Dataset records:
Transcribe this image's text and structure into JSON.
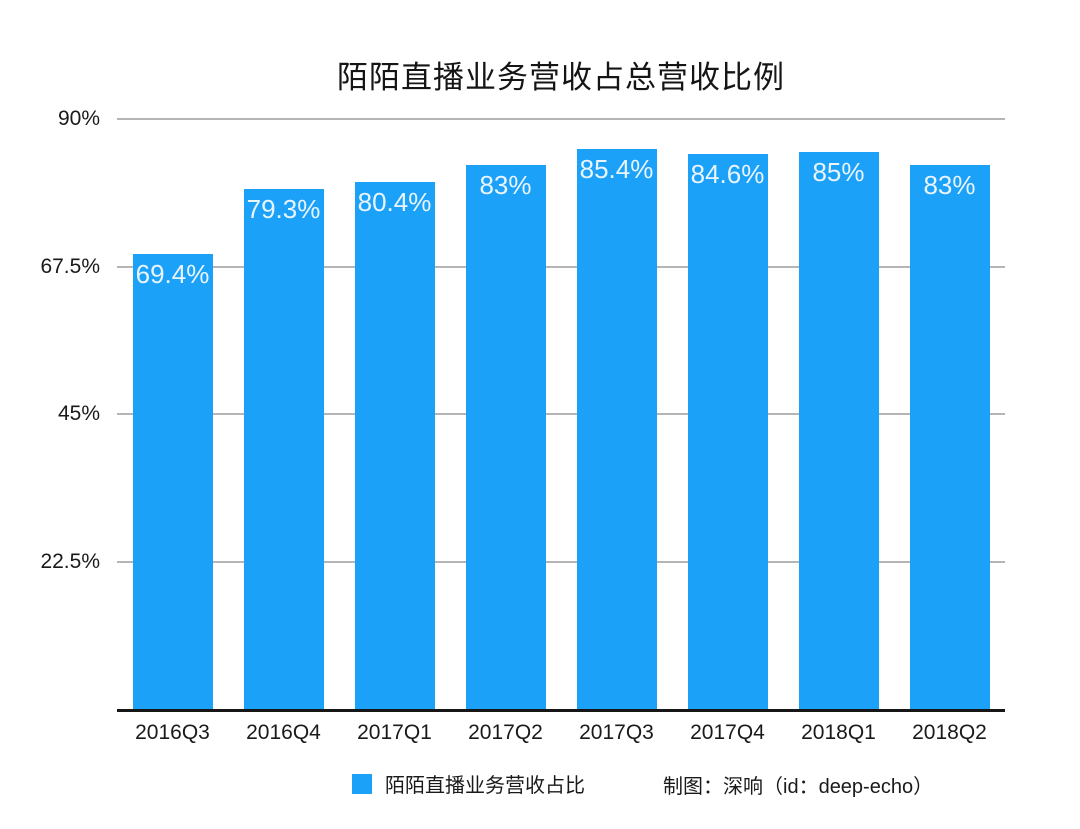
{
  "chart_data": {
    "type": "bar",
    "title": "陌陌直播业务营收占总营收比例",
    "categories": [
      "2016Q3",
      "2016Q4",
      "2017Q1",
      "2017Q2",
      "2017Q3",
      "2017Q4",
      "2018Q1",
      "2018Q2"
    ],
    "values": [
      69.4,
      79.3,
      80.4,
      83,
      85.4,
      84.6,
      85,
      83
    ],
    "value_labels": [
      "69.4%",
      "79.3%",
      "80.4%",
      "83%",
      "85.4%",
      "84.6%",
      "85%",
      "83%"
    ],
    "xlabel": "",
    "ylabel": "",
    "ylim": [
      0,
      90
    ],
    "yticks": [
      {
        "value": 90,
        "label": "90%"
      },
      {
        "value": 67.5,
        "label": "67.5%"
      },
      {
        "value": 45,
        "label": "45%"
      },
      {
        "value": 22.5,
        "label": "22.5%"
      }
    ],
    "grid": "horizontal",
    "legend_position": "bottom",
    "series": [
      {
        "name": "陌陌直播业务营收占比",
        "color": "#1CA1F8"
      }
    ]
  },
  "legend": {
    "label": "陌陌直播业务营收占比",
    "swatch_color": "#1CA1F8"
  },
  "credit": {
    "text": "制图：深响（id：deep-echo）"
  },
  "colors": {
    "bar": "#1CA1F8",
    "bar_value_label": "#e9f5fe",
    "gridline": "#b5b5b5",
    "axis_line": "#161616",
    "text": "#1a1a1a",
    "background": "#ffffff"
  }
}
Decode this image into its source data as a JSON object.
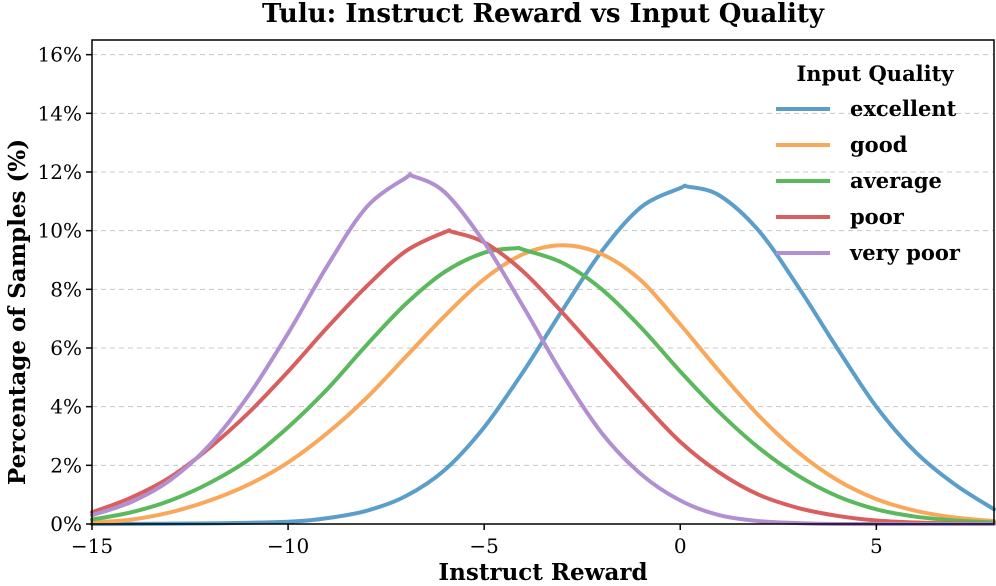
{
  "chart_data": {
    "type": "line",
    "title": "Tulu: Instruct Reward vs Input Quality",
    "xlabel": "Instruct Reward",
    "ylabel": "Percentage of Samples (%)",
    "xlim": [
      -15,
      8
    ],
    "ylim": [
      0,
      16.5
    ],
    "x_ticks": [
      -15,
      -10,
      -5,
      0,
      5
    ],
    "x_tick_labels": [
      "−15",
      "−10",
      "−5",
      "0",
      "5"
    ],
    "y_ticks": [
      0,
      2,
      4,
      6,
      8,
      10,
      12,
      14,
      16
    ],
    "y_tick_labels": [
      "0%",
      "2%",
      "4%",
      "6%",
      "8%",
      "10%",
      "12%",
      "14%",
      "16%"
    ],
    "grid": "horizontal dashed",
    "legend": {
      "title": "Input Quality",
      "placement": "top-right"
    },
    "series": [
      {
        "name": "excellent",
        "color": "#5b9ec9",
        "x": [
          -15,
          -12,
          -10,
          -9,
          -8,
          -7,
          -6,
          -5,
          -4,
          -3,
          -2,
          -1,
          0,
          0.2,
          1,
          2,
          3,
          4,
          5,
          6,
          7,
          8
        ],
        "y": [
          0.0,
          0.02,
          0.08,
          0.2,
          0.45,
          0.95,
          1.85,
          3.3,
          5.2,
          7.3,
          9.3,
          10.8,
          11.45,
          11.5,
          11.2,
          10.0,
          8.1,
          6.0,
          4.0,
          2.45,
          1.35,
          0.5
        ]
      },
      {
        "name": "good",
        "color": "#f9a85b",
        "x": [
          -15,
          -14,
          -13,
          -12,
          -11,
          -10,
          -9,
          -8,
          -7,
          -6,
          -5,
          -4,
          -3,
          -2,
          -1,
          0,
          1,
          2,
          3,
          4,
          5,
          6,
          7,
          8
        ],
        "y": [
          0.05,
          0.15,
          0.4,
          0.8,
          1.35,
          2.1,
          3.1,
          4.3,
          5.7,
          7.1,
          8.35,
          9.2,
          9.5,
          9.2,
          8.3,
          6.8,
          5.2,
          3.7,
          2.45,
          1.5,
          0.85,
          0.45,
          0.22,
          0.1
        ]
      },
      {
        "name": "average",
        "color": "#5cb85c",
        "x": [
          -15,
          -14,
          -13,
          -12,
          -11,
          -10,
          -9,
          -8,
          -7,
          -6,
          -5,
          -4.2,
          -4,
          -3,
          -2,
          -1,
          0,
          1,
          2,
          3,
          4,
          5,
          6,
          7,
          8
        ],
        "y": [
          0.15,
          0.4,
          0.8,
          1.4,
          2.2,
          3.3,
          4.6,
          6.1,
          7.5,
          8.6,
          9.25,
          9.4,
          9.35,
          8.9,
          8.0,
          6.7,
          5.2,
          3.8,
          2.6,
          1.65,
          0.95,
          0.5,
          0.25,
          0.12,
          0.05
        ]
      },
      {
        "name": "poor",
        "color": "#d95f5f",
        "x": [
          -15,
          -14,
          -13,
          -12,
          -11,
          -10,
          -9,
          -8,
          -7,
          -6,
          -5.8,
          -5,
          -4,
          -3,
          -2,
          -1,
          0,
          1,
          2,
          3,
          4,
          5,
          6,
          7,
          8
        ],
        "y": [
          0.4,
          0.9,
          1.6,
          2.6,
          3.8,
          5.2,
          6.7,
          8.1,
          9.3,
          9.95,
          9.95,
          9.6,
          8.6,
          7.2,
          5.7,
          4.2,
          2.8,
          1.75,
          1.0,
          0.55,
          0.28,
          0.12,
          0.05,
          0.02,
          0.0
        ]
      },
      {
        "name": "very poor",
        "color": "#b28fd1",
        "x": [
          -15,
          -14,
          -13,
          -12,
          -11,
          -10,
          -9,
          -8,
          -7,
          -6.8,
          -6,
          -5,
          -4,
          -3,
          -2,
          -1,
          0,
          1,
          2,
          3,
          4,
          5,
          6,
          7,
          8
        ],
        "y": [
          0.3,
          0.75,
          1.5,
          2.7,
          4.4,
          6.5,
          8.8,
          10.8,
          11.8,
          11.85,
          11.3,
          9.6,
          7.4,
          5.1,
          3.1,
          1.7,
          0.8,
          0.3,
          0.1,
          0.03,
          0.0,
          0.0,
          0.0,
          0.0,
          0.0
        ]
      }
    ]
  }
}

PROBLEM STATEMENT - Images must not appear in the copy; reproduce everything else in the records verbatim.

ANSWER TO THIS TASK -
Transcribe this image's text and structure into JSON.
{
  "chart_data": {
    "type": "bar",
    "title": "陌陌直播业务营收占总营收比例",
    "categories": [
      "2016Q3",
      "2016Q4",
      "2017Q1",
      "2017Q2",
      "2017Q3",
      "2017Q4",
      "2018Q1",
      "2018Q2"
    ],
    "values": [
      69.4,
      79.3,
      80.4,
      83,
      85.4,
      84.6,
      85,
      83
    ],
    "value_labels": [
      "69.4%",
      "79.3%",
      "80.4%",
      "83%",
      "85.4%",
      "84.6%",
      "85%",
      "83%"
    ],
    "xlabel": "",
    "ylabel": "",
    "ylim": [
      0,
      90
    ],
    "yticks": [
      {
        "value": 90,
        "label": "90%"
      },
      {
        "value": 67.5,
        "label": "67.5%"
      },
      {
        "value": 45,
        "label": "45%"
      },
      {
        "value": 22.5,
        "label": "22.5%"
      }
    ],
    "grid": "horizontal",
    "legend_position": "bottom",
    "series": [
      {
        "name": "陌陌直播业务营收占比",
        "color": "#1CA1F8"
      }
    ]
  },
  "legend": {
    "label": "陌陌直播业务营收占比",
    "swatch_color": "#1CA1F8"
  },
  "credit": {
    "text": "制图：深响（id：deep-echo）"
  },
  "colors": {
    "bar": "#1CA1F8",
    "bar_value_label": "#e9f5fe",
    "gridline": "#b5b5b5",
    "axis_line": "#161616",
    "text": "#1a1a1a",
    "background": "#ffffff"
  }
}
Decode this image into its source data as a JSON object.
{
  "chart_data": {
    "type": "line",
    "title": "Tulu: Instruct Reward vs Input Quality",
    "xlabel": "Instruct Reward",
    "ylabel": "Percentage of Samples (%)",
    "xlim": [
      -15,
      8
    ],
    "ylim": [
      0,
      16.5
    ],
    "x_ticks": [
      -15,
      -10,
      -5,
      0,
      5
    ],
    "x_tick_labels": [
      "−15",
      "−10",
      "−5",
      "0",
      "5"
    ],
    "y_ticks": [
      0,
      2,
      4,
      6,
      8,
      10,
      12,
      14,
      16
    ],
    "y_tick_labels": [
      "0%",
      "2%",
      "4%",
      "6%",
      "8%",
      "10%",
      "12%",
      "14%",
      "16%"
    ],
    "grid": "horizontal dashed",
    "legend": {
      "title": "Input Quality",
      "placement": "top-right"
    },
    "series": [
      {
        "name": "excellent",
        "color": "#5b9ec9",
        "x": [
          -15,
          -12,
          -10,
          -9,
          -8,
          -7,
          -6,
          -5,
          -4,
          -3,
          -2,
          -1,
          0,
          0.2,
          1,
          2,
          3,
          4,
          5,
          6,
          7,
          8
        ],
        "y": [
          0.0,
          0.02,
          0.08,
          0.2,
          0.45,
          0.95,
          1.85,
          3.3,
          5.2,
          7.3,
          9.3,
          10.8,
          11.45,
          11.5,
          11.2,
          10.0,
          8.1,
          6.0,
          4.0,
          2.45,
          1.35,
          0.5
        ]
      },
      {
        "name": "good",
        "color": "#f9a85b",
        "x": [
          -15,
          -14,
          -13,
          -12,
          -11,
          -10,
          -9,
          -8,
          -7,
          -6,
          -5,
          -4,
          -3,
          -2,
          -1,
          0,
          1,
          2,
          3,
          4,
          5,
          6,
          7,
          8
        ],
        "y": [
          0.05,
          0.15,
          0.4,
          0.8,
          1.35,
          2.1,
          3.1,
          4.3,
          5.7,
          7.1,
          8.35,
          9.2,
          9.5,
          9.2,
          8.3,
          6.8,
          5.2,
          3.7,
          2.45,
          1.5,
          0.85,
          0.45,
          0.22,
          0.1
        ]
      },
      {
        "name": "average",
        "color": "#5cb85c",
        "x": [
          -15,
          -14,
          -13,
          -12,
          -11,
          -10,
          -9,
          -8,
          -7,
          -6,
          -5,
          -4.2,
          -4,
          -3,
          -2,
          -1,
          0,
          1,
          2,
          3,
          4,
          5,
          6,
          7,
          8
        ],
        "y": [
          0.15,
          0.4,
          0.8,
          1.4,
          2.2,
          3.3,
          4.6,
          6.1,
          7.5,
          8.6,
          9.25,
          9.4,
          9.35,
          8.9,
          8.0,
          6.7,
          5.2,
          3.8,
          2.6,
          1.65,
          0.95,
          0.5,
          0.25,
          0.12,
          0.05
        ]
      },
      {
        "name": "poor",
        "color": "#d95f5f",
        "x": [
          -15,
          -14,
          -13,
          -12,
          -11,
          -10,
          -9,
          -8,
          -7,
          -6,
          -5.8,
          -5,
          -4,
          -3,
          -2,
          -1,
          0,
          1,
          2,
          3,
          4,
          5,
          6,
          7,
          8
        ],
        "y": [
          0.4,
          0.9,
          1.6,
          2.6,
          3.8,
          5.2,
          6.7,
          8.1,
          9.3,
          9.95,
          9.95,
          9.6,
          8.6,
          7.2,
          5.7,
          4.2,
          2.8,
          1.75,
          1.0,
          0.55,
          0.28,
          0.12,
          0.05,
          0.02,
          0.0
        ]
      },
      {
        "name": "very poor",
        "color": "#b28fd1",
        "x": [
          -15,
          -14,
          -13,
          -12,
          -11,
          -10,
          -9,
          -8,
          -7,
          -6.8,
          -6,
          -5,
          -4,
          -3,
          -2,
          -1,
          0,
          1,
          2,
          3,
          4,
          5,
          6,
          7,
          8
        ],
        "y": [
          0.3,
          0.75,
          1.5,
          2.7,
          4.4,
          6.5,
          8.8,
          10.8,
          11.8,
          11.85,
          11.3,
          9.6,
          7.4,
          5.1,
          3.1,
          1.7,
          0.8,
          0.3,
          0.1,
          0.03,
          0.0,
          0.0,
          0.0,
          0.0,
          0.0
        ]
      }
    ]
  }
}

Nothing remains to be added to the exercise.